**LISTED RECORDS**
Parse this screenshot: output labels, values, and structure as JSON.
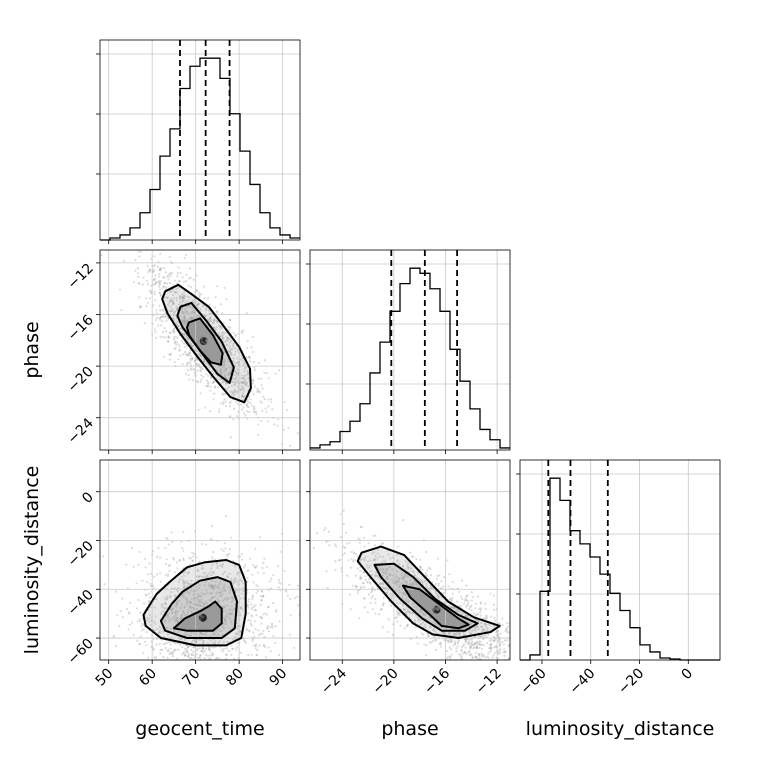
{
  "chart_data": {
    "type": "corner",
    "parameters": [
      "geocent_time",
      "phase",
      "luminosity_distance"
    ],
    "xlabels": {
      "geocent_time": "geocent_time",
      "phase": "phase",
      "luminosity_distance": "luminosity_distance"
    },
    "ylabels": {
      "phase": "phase",
      "luminosity_distance": "luminosity_distance"
    },
    "ranges": {
      "geocent_time": [
        48,
        94
      ],
      "phase": [
        -26.5,
        -11.0
      ],
      "luminosity_distance": [
        -69,
        13
      ]
    },
    "ticks": {
      "geocent_time": [
        50,
        60,
        70,
        80,
        90
      ],
      "phase": [
        -24,
        -20,
        -16,
        -12
      ],
      "luminosity_distance": [
        -60,
        -40,
        -20,
        0
      ]
    },
    "grid": true,
    "histograms": [
      {
        "parameter": "geocent_time",
        "bin_edges": [
          48,
          50.3,
          52.6,
          54.9,
          57.2,
          59.5,
          61.8,
          64.1,
          66.4,
          68.7,
          71,
          73.3,
          75.6,
          77.9,
          80.2,
          82.5,
          84.8,
          87.1,
          89.4,
          91.7,
          94
        ],
        "counts": [
          0,
          2,
          5,
          12,
          27,
          50,
          83,
          110,
          150,
          172,
          180,
          180,
          160,
          125,
          88,
          55,
          27,
          12,
          5,
          2
        ],
        "quantiles": [
          66.4,
          72.3,
          77.8
        ]
      },
      {
        "parameter": "phase",
        "bin_edges": [
          -26.5,
          -25.725,
          -24.95,
          -24.175,
          -23.4,
          -22.625,
          -21.85,
          -21.075,
          -20.3,
          -19.525,
          -18.75,
          -17.975,
          -17.2,
          -16.425,
          -15.65,
          -14.875,
          -14.1,
          -13.325,
          -12.55,
          -11.775,
          -11.0
        ],
        "counts": [
          2,
          5,
          8,
          18,
          28,
          45,
          75,
          105,
          135,
          162,
          177,
          172,
          157,
          135,
          98,
          67,
          40,
          20,
          10,
          2
        ],
        "quantiles": [
          -20.2,
          -17.6,
          -15.1
        ]
      },
      {
        "parameter": "luminosity_distance",
        "bin_edges": [
          -69,
          -64.9,
          -60.8,
          -56.7,
          -52.6,
          -48.5,
          -44.4,
          -40.3,
          -36.2,
          -32.1,
          -28,
          -23.9,
          -19.8,
          -15.7,
          -11.6,
          -7.5,
          -3.4,
          0.7,
          4.8,
          8.7,
          13
        ],
        "counts": [
          0,
          5,
          68,
          180,
          158,
          128,
          115,
          102,
          85,
          66,
          49,
          32,
          15,
          8,
          2,
          1,
          0,
          0,
          0,
          0
        ],
        "quantiles": [
          -57.4,
          -48.3,
          -33.0
        ]
      }
    ],
    "scatter_panels": [
      {
        "x": "geocent_time",
        "y": "phase",
        "contours": [
          [
            [
              63,
              -14.2
            ],
            [
              66,
              -13.7
            ],
            [
              69,
              -14.4
            ],
            [
              73,
              -15.4
            ],
            [
              76,
              -16.7
            ],
            [
              80,
              -18.5
            ],
            [
              82.5,
              -20.2
            ],
            [
              82.7,
              -21.7
            ],
            [
              81.2,
              -22.8
            ],
            [
              78,
              -22.4
            ],
            [
              74,
              -20.8
            ],
            [
              70,
              -19.1
            ],
            [
              66.5,
              -17.5
            ],
            [
              63.5,
              -15.9
            ],
            [
              62.3,
              -14.8
            ]
          ],
          [
            [
              66.5,
              -15.4
            ],
            [
              69,
              -15.1
            ],
            [
              72.5,
              -16.5
            ],
            [
              76,
              -18.1
            ],
            [
              78.8,
              -20.1
            ],
            [
              77.8,
              -21.3
            ],
            [
              75,
              -20.6
            ],
            [
              71,
              -18.8
            ],
            [
              67,
              -17.0
            ],
            [
              65.8,
              -16.1
            ]
          ],
          [
            [
              68.5,
              -16.6
            ],
            [
              71,
              -16.3
            ],
            [
              74,
              -17.6
            ],
            [
              76.2,
              -19.0
            ],
            [
              75.8,
              -19.9
            ],
            [
              73.5,
              -19.7
            ],
            [
              71,
              -18.8
            ],
            [
              68.5,
              -17.6
            ],
            [
              68,
              -17.0
            ]
          ]
        ]
      },
      {
        "x": "geocent_time",
        "y": "luminosity_distance",
        "contours": [
          [
            [
              58,
              -50.5
            ],
            [
              61,
              -42
            ],
            [
              64,
              -37
            ],
            [
              68,
              -31
            ],
            [
              72,
              -29
            ],
            [
              77,
              -28
            ],
            [
              80,
              -30
            ],
            [
              81.5,
              -37
            ],
            [
              81.5,
              -50
            ],
            [
              80.5,
              -60
            ],
            [
              77,
              -63
            ],
            [
              70,
              -63
            ],
            [
              62,
              -60
            ],
            [
              58.5,
              -55
            ]
          ],
          [
            [
              62,
              -53
            ],
            [
              64.5,
              -46
            ],
            [
              67,
              -41
            ],
            [
              71,
              -36.5
            ],
            [
              75,
              -35
            ],
            [
              78,
              -37
            ],
            [
              79.5,
              -45
            ],
            [
              79,
              -56
            ],
            [
              76,
              -60
            ],
            [
              68,
              -60
            ],
            [
              63,
              -57
            ]
          ],
          [
            [
              65,
              -56
            ],
            [
              67.5,
              -52
            ],
            [
              71,
              -49
            ],
            [
              73,
              -47
            ],
            [
              74.5,
              -45
            ],
            [
              76,
              -48
            ],
            [
              76,
              -54
            ],
            [
              74,
              -57
            ],
            [
              68,
              -57
            ]
          ]
        ]
      },
      {
        "x": "phase",
        "y": "luminosity_distance",
        "contours": [
          [
            [
              -22.5,
              -25
            ],
            [
              -21,
              -22.5
            ],
            [
              -19.2,
              -26
            ],
            [
              -17.5,
              -35.5
            ],
            [
              -15.8,
              -45
            ],
            [
              -13.8,
              -51.5
            ],
            [
              -11.8,
              -55
            ],
            [
              -12.5,
              -57.5
            ],
            [
              -15,
              -60
            ],
            [
              -17,
              -58.5
            ],
            [
              -18.5,
              -54
            ],
            [
              -20.2,
              -45
            ],
            [
              -21.8,
              -35
            ],
            [
              -22.8,
              -28.5
            ]
          ],
          [
            [
              -21.5,
              -30
            ],
            [
              -20,
              -29.5
            ],
            [
              -18.5,
              -35
            ],
            [
              -16.8,
              -44
            ],
            [
              -15,
              -50.5
            ],
            [
              -13.5,
              -54
            ],
            [
              -14.5,
              -57
            ],
            [
              -16.3,
              -57
            ],
            [
              -17.8,
              -52
            ],
            [
              -19.5,
              -44
            ],
            [
              -21,
              -35
            ]
          ],
          [
            [
              -19.3,
              -38.5
            ],
            [
              -18,
              -40
            ],
            [
              -16.5,
              -46
            ],
            [
              -15,
              -52
            ],
            [
              -14.2,
              -54.5
            ],
            [
              -15,
              -56
            ],
            [
              -16.3,
              -55
            ],
            [
              -17.3,
              -50
            ],
            [
              -18.7,
              -43.5
            ]
          ]
        ]
      }
    ]
  }
}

**PROMPT**
Go through the listing above and quote it exactly, apart from its images.

**OUTPUT OF THE TASK**
Parse this screenshot: output labels, values, and structure as JSON.
{
  "chart_data": {
    "type": "corner",
    "parameters": [
      "geocent_time",
      "phase",
      "luminosity_distance"
    ],
    "xlabels": {
      "geocent_time": "geocent_time",
      "phase": "phase",
      "luminosity_distance": "luminosity_distance"
    },
    "ylabels": {
      "phase": "phase",
      "luminosity_distance": "luminosity_distance"
    },
    "ranges": {
      "geocent_time": [
        48,
        94
      ],
      "phase": [
        -26.5,
        -11.0
      ],
      "luminosity_distance": [
        -69,
        13
      ]
    },
    "ticks": {
      "geocent_time": [
        50,
        60,
        70,
        80,
        90
      ],
      "phase": [
        -24,
        -20,
        -16,
        -12
      ],
      "luminosity_distance": [
        -60,
        -40,
        -20,
        0
      ]
    },
    "grid": true,
    "histograms": [
      {
        "parameter": "geocent_time",
        "bin_edges": [
          48,
          50.3,
          52.6,
          54.9,
          57.2,
          59.5,
          61.8,
          64.1,
          66.4,
          68.7,
          71,
          73.3,
          75.6,
          77.9,
          80.2,
          82.5,
          84.8,
          87.1,
          89.4,
          91.7,
          94
        ],
        "counts": [
          0,
          2,
          5,
          12,
          27,
          50,
          83,
          110,
          150,
          172,
          180,
          180,
          160,
          125,
          88,
          55,
          27,
          12,
          5,
          2
        ],
        "quantiles": [
          66.4,
          72.3,
          77.8
        ]
      },
      {
        "parameter": "phase",
        "bin_edges": [
          -26.5,
          -25.725,
          -24.95,
          -24.175,
          -23.4,
          -22.625,
          -21.85,
          -21.075,
          -20.3,
          -19.525,
          -18.75,
          -17.975,
          -17.2,
          -16.425,
          -15.65,
          -14.875,
          -14.1,
          -13.325,
          -12.55,
          -11.775,
          -11.0
        ],
        "counts": [
          2,
          5,
          8,
          18,
          28,
          45,
          75,
          105,
          135,
          162,
          177,
          172,
          157,
          135,
          98,
          67,
          40,
          20,
          10,
          2
        ],
        "quantiles": [
          -20.2,
          -17.6,
          -15.1
        ]
      },
      {
        "parameter": "luminosity_distance",
        "bin_edges": [
          -69,
          -64.9,
          -60.8,
          -56.7,
          -52.6,
          -48.5,
          -44.4,
          -40.3,
          -36.2,
          -32.1,
          -28,
          -23.9,
          -19.8,
          -15.7,
          -11.6,
          -7.5,
          -3.4,
          0.7,
          4.8,
          8.7,
          13
        ],
        "counts": [
          0,
          5,
          68,
          180,
          158,
          128,
          115,
          102,
          85,
          66,
          49,
          32,
          15,
          8,
          2,
          1,
          0,
          0,
          0,
          0
        ],
        "quantiles": [
          -57.4,
          -48.3,
          -33.0
        ]
      }
    ],
    "scatter_panels": [
      {
        "x": "geocent_time",
        "y": "phase",
        "contours": [
          [
            [
              63,
              -14.2
            ],
            [
              66,
              -13.7
            ],
            [
              69,
              -14.4
            ],
            [
              73,
              -15.4
            ],
            [
              76,
              -16.7
            ],
            [
              80,
              -18.5
            ],
            [
              82.5,
              -20.2
            ],
            [
              82.7,
              -21.7
            ],
            [
              81.2,
              -22.8
            ],
            [
              78,
              -22.4
            ],
            [
              74,
              -20.8
            ],
            [
              70,
              -19.1
            ],
            [
              66.5,
              -17.5
            ],
            [
              63.5,
              -15.9
            ],
            [
              62.3,
              -14.8
            ]
          ],
          [
            [
              66.5,
              -15.4
            ],
            [
              69,
              -15.1
            ],
            [
              72.5,
              -16.5
            ],
            [
              76,
              -18.1
            ],
            [
              78.8,
              -20.1
            ],
            [
              77.8,
              -21.3
            ],
            [
              75,
              -20.6
            ],
            [
              71,
              -18.8
            ],
            [
              67,
              -17.0
            ],
            [
              65.8,
              -16.1
            ]
          ],
          [
            [
              68.5,
              -16.6
            ],
            [
              71,
              -16.3
            ],
            [
              74,
              -17.6
            ],
            [
              76.2,
              -19.0
            ],
            [
              75.8,
              -19.9
            ],
            [
              73.5,
              -19.7
            ],
            [
              71,
              -18.8
            ],
            [
              68.5,
              -17.6
            ],
            [
              68,
              -17.0
            ]
          ]
        ]
      },
      {
        "x": "geocent_time",
        "y": "luminosity_distance",
        "contours": [
          [
            [
              58,
              -50.5
            ],
            [
              61,
              -42
            ],
            [
              64,
              -37
            ],
            [
              68,
              -31
            ],
            [
              72,
              -29
            ],
            [
              77,
              -28
            ],
            [
              80,
              -30
            ],
            [
              81.5,
              -37
            ],
            [
              81.5,
              -50
            ],
            [
              80.5,
              -60
            ],
            [
              77,
              -63
            ],
            [
              70,
              -63
            ],
            [
              62,
              -60
            ],
            [
              58.5,
              -55
            ]
          ],
          [
            [
              62,
              -53
            ],
            [
              64.5,
              -46
            ],
            [
              67,
              -41
            ],
            [
              71,
              -36.5
            ],
            [
              75,
              -35
            ],
            [
              78,
              -37
            ],
            [
              79.5,
              -45
            ],
            [
              79,
              -56
            ],
            [
              76,
              -60
            ],
            [
              68,
              -60
            ],
            [
              63,
              -57
            ]
          ],
          [
            [
              65,
              -56
            ],
            [
              67.5,
              -52
            ],
            [
              71,
              -49
            ],
            [
              73,
              -47
            ],
            [
              74.5,
              -45
            ],
            [
              76,
              -48
            ],
            [
              76,
              -54
            ],
            [
              74,
              -57
            ],
            [
              68,
              -57
            ]
          ]
        ]
      },
      {
        "x": "phase",
        "y": "luminosity_distance",
        "contours": [
          [
            [
              -22.5,
              -25
            ],
            [
              -21,
              -22.5
            ],
            [
              -19.2,
              -26
            ],
            [
              -17.5,
              -35.5
            ],
            [
              -15.8,
              -45
            ],
            [
              -13.8,
              -51.5
            ],
            [
              -11.8,
              -55
            ],
            [
              -12.5,
              -57.5
            ],
            [
              -15,
              -60
            ],
            [
              -17,
              -58.5
            ],
            [
              -18.5,
              -54
            ],
            [
              -20.2,
              -45
            ],
            [
              -21.8,
              -35
            ],
            [
              -22.8,
              -28.5
            ]
          ],
          [
            [
              -21.5,
              -30
            ],
            [
              -20,
              -29.5
            ],
            [
              -18.5,
              -35
            ],
            [
              -16.8,
              -44
            ],
            [
              -15,
              -50.5
            ],
            [
              -13.5,
              -54
            ],
            [
              -14.5,
              -57
            ],
            [
              -16.3,
              -57
            ],
            [
              -17.8,
              -52
            ],
            [
              -19.5,
              -44
            ],
            [
              -21,
              -35
            ]
          ],
          [
            [
              -19.3,
              -38.5
            ],
            [
              -18,
              -40
            ],
            [
              -16.5,
              -46
            ],
            [
              -15,
              -52
            ],
            [
              -14.2,
              -54.5
            ],
            [
              -15,
              -56
            ],
            [
              -16.3,
              -55
            ],
            [
              -17.3,
              -50
            ],
            [
              -18.7,
              -43.5
            ]
          ]
        ]
      }
    ]
  }
}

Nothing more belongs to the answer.